### What you are asked to do
Your answer should be a single number: the count of lines that hold the word "мені".

### Extracted records
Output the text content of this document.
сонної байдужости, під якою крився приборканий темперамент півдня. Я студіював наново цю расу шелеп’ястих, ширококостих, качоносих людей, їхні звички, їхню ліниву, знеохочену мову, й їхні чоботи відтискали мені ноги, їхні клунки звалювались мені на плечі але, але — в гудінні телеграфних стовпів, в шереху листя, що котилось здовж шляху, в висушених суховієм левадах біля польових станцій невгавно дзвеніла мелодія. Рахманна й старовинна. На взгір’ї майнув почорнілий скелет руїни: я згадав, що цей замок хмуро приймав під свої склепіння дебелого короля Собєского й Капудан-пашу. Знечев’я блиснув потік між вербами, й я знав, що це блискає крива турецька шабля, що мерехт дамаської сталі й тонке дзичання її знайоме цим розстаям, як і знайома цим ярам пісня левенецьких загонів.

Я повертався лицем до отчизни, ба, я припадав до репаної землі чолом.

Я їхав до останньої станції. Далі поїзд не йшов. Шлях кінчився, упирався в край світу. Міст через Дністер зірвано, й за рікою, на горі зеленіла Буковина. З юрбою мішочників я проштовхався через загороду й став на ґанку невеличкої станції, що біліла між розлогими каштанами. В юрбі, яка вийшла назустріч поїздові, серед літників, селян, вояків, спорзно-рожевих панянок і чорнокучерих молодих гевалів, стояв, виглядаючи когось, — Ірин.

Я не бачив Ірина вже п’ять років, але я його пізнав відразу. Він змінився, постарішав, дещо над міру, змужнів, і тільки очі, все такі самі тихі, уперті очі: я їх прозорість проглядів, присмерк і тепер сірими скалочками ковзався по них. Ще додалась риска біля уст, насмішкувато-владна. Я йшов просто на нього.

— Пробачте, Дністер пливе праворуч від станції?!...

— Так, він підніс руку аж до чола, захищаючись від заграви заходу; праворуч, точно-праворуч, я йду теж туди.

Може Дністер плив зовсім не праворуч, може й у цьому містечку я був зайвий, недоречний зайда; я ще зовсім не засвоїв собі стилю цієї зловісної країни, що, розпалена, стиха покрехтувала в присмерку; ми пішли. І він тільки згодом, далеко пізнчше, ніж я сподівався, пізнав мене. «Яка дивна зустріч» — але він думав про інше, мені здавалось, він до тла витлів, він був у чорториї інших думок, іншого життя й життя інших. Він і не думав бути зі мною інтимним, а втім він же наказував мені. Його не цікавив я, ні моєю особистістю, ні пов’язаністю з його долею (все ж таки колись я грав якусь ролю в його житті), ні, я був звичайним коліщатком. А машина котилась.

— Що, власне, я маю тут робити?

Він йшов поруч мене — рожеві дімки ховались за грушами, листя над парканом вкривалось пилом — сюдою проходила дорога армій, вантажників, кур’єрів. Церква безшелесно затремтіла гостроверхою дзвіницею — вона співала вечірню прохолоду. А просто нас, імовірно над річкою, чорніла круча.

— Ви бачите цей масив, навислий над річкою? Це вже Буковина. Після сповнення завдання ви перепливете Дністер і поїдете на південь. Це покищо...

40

### Written answer
2